- Nickname: The White City
- Merced Manor Location within San Francisco
- Coordinates: 37°44′N 122°29′W﻿ / ﻿37.73°N 122.48°W
- Country: United States
- State: California
- City-county: San Francisco

Government
- • Supervisor: Beya Alcaraz
- • Assemblymember: Catherine Stefani (D)
- • State senator: Scott Wiener (D)
- • U. S. rep.: Lateefah Simon (D)

Population
- • Total: 3,676
- Time zone: UTC-8 (PST)
- • Summer (DST): UTC-7 (PDT)
- ZIP codes: 94132
- Area codes: 415/628

= Merced Manor, San Francisco =

Merced Manor is a neighborhood located on the West Side of San Francisco, between Stern Grove and Lake Merced. It is bordered by 19th Avenue to the east, Sloat Boulevard to the north, 26th Avenue to the west and Eucalyptus Drive to the south.

== Location ==
Lowell High School and Lakeshore Alternative Elementary School are located on Eucalyptus Drive, and the Merced Manor reservoir is on Sloat between 22nd and 23rd Avenues. The Stonestown Galleria shopping mall and San Francisco State University are both on 19th Avenue to the south. The Lakeshore Plaza shopping area lies westwards between Everglade Drive and Clearfield Drive. Eastwards down Ocean Avenue are various small stores, including a Walgreens which was once Manor Market. The San Francisco Scottish Rite Masonic Center and West Portal Lutheran Church and School lie diagonal from the northeast corner near the Stern Grove entrance.

== History ==

=== Prehistory to the Treaty of Guadalupe Hidalgo ===
Today's San Francisco has been inhabited since about 3000 BC. The area around Merced Manor was once sand dunes (caused by the nearby ocean and wind trajectory) occupied by the Yelamu tribelet of the Ohlone people with a village Ompuromo located just southwest of Lake Merced. An overland Spanish exploration party, led by Don Gaspar de Portolá, arrived on November 2, 1769, the first documented European visit to San Francisco Bay. Seven years later, on March 28, 1776, the Spanish established the Presidio of San Francisco, followed by explorer Juan Bautista de Anza's Mission San Francisco de Asís.

Upon independence from Spain in 1821, the area became part of Mexico's Alta California. Under Mexican rule, the mission system gradually ended, and its lands became privatized. The land of Merced Manor was incorporated into the Rancho Laguna de la Merced, a one-half-square-league territory which, in 1835, was granted to José Antonio Galindo, corporal in El Presidio Real de San Francisco militia in Alta California. Galindo did little to develop the land and sold it in 1837 to Francisco de Haro (1792–1849). Ironically, in 1838, De Haro (as Alcalde) arrested Galindo for the murder of José Doroteo Peralta (1810–1838), son of Pedro Peralta.

Saved data entries:
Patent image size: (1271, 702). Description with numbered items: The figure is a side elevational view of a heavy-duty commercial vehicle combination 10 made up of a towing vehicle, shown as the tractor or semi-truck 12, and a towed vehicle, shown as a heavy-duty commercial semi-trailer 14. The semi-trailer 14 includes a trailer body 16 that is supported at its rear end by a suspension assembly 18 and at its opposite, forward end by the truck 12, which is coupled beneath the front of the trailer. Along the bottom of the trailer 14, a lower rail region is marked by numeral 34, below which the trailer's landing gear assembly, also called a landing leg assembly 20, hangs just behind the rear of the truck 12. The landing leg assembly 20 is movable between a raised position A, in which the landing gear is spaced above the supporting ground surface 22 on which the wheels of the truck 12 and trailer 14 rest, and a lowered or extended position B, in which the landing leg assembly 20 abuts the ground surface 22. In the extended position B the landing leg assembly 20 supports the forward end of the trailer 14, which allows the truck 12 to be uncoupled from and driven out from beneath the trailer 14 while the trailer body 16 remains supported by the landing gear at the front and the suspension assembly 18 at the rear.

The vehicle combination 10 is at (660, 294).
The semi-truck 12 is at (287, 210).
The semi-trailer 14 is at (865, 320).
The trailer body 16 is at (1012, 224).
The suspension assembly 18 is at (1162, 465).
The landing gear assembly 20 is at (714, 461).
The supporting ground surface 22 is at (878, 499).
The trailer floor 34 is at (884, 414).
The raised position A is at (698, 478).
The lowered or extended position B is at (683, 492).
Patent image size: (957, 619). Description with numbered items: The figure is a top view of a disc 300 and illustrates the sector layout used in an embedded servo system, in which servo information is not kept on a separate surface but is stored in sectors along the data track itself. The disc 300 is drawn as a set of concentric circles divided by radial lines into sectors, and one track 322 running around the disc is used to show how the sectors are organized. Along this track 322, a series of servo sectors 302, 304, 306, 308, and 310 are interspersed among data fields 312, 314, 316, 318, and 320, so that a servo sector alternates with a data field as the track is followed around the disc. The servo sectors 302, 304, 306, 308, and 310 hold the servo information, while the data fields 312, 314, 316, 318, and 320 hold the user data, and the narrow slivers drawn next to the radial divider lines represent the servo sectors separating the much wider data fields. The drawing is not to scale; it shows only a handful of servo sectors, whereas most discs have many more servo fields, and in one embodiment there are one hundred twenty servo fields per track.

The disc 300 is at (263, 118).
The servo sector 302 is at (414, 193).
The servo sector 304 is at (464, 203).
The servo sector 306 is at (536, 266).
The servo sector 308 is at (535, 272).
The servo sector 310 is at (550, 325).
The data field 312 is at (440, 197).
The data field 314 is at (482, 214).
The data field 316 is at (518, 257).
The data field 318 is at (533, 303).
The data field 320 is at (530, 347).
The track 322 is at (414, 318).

● **Written request**:
Pick up the Merced Manor article after its last sentence and continue writing it.

● **Written response**:
With the cession of California to the United States following the Mexican-American War, the 1848 Treaty of Guadalupe Hidalgo provided that the land grants would be honored. However, at this time settlers were welcomed and squatted throughout the area. In 1850, the Justice of the Peace for Mission Delores issued a decree allowing certain settlers of San Francisco (generally of the 11th ward south of Lawton Street) to legally parcel the land up among themselves (naming Alfred A Green, E. Goula Buffins, Thomas Green, Alfred Martin, Daniel Green, Robert Green, Charles McGran, Anthony Brown, William Humphreys, Jonah Albert-July, Thomas McCambridge, William Kunez, Clement Humphreys, John H Tillertson, Clement B Ellis, and Joseph Sutter). Contrarily, as required by the Land Act of 1851, a claim for the Rancho by De Haro's family was filed with the Public Land Commission in 1852, though by this time the entirety of today's Merced Manor was primarily owned by the Greene brothers (which led to later legal battles) .

=== The Greene Family ===
Coming from New Brunswick, Canada (sometimes claiming Maine or other states/dates), the Greene family supposedly consisted of 7 brothers. The most prominent early settler was Alfred Augustus Greene (c. 1827–1899), a miner and farmer who's named in the 1850 document (paying $84) and listed as the head of household in the 1852 census. In the census, in addition to his wife and son, two younger brothers are named: Robert Greene and William Henry Greene (c. 1830–1905). An 1863 map of the area by the Pacific Mining Journal illustrates that, at that point, Merced Manor from 24th Avenue westwards was seemingly owned by Alfred (called Rancho Laguna Puerca) and the rest from 24th Avenue eastwards by William. The map also shows scattered properties of brother Daniel L Green and a distant property near the ocean to the west owned by brother George M Green.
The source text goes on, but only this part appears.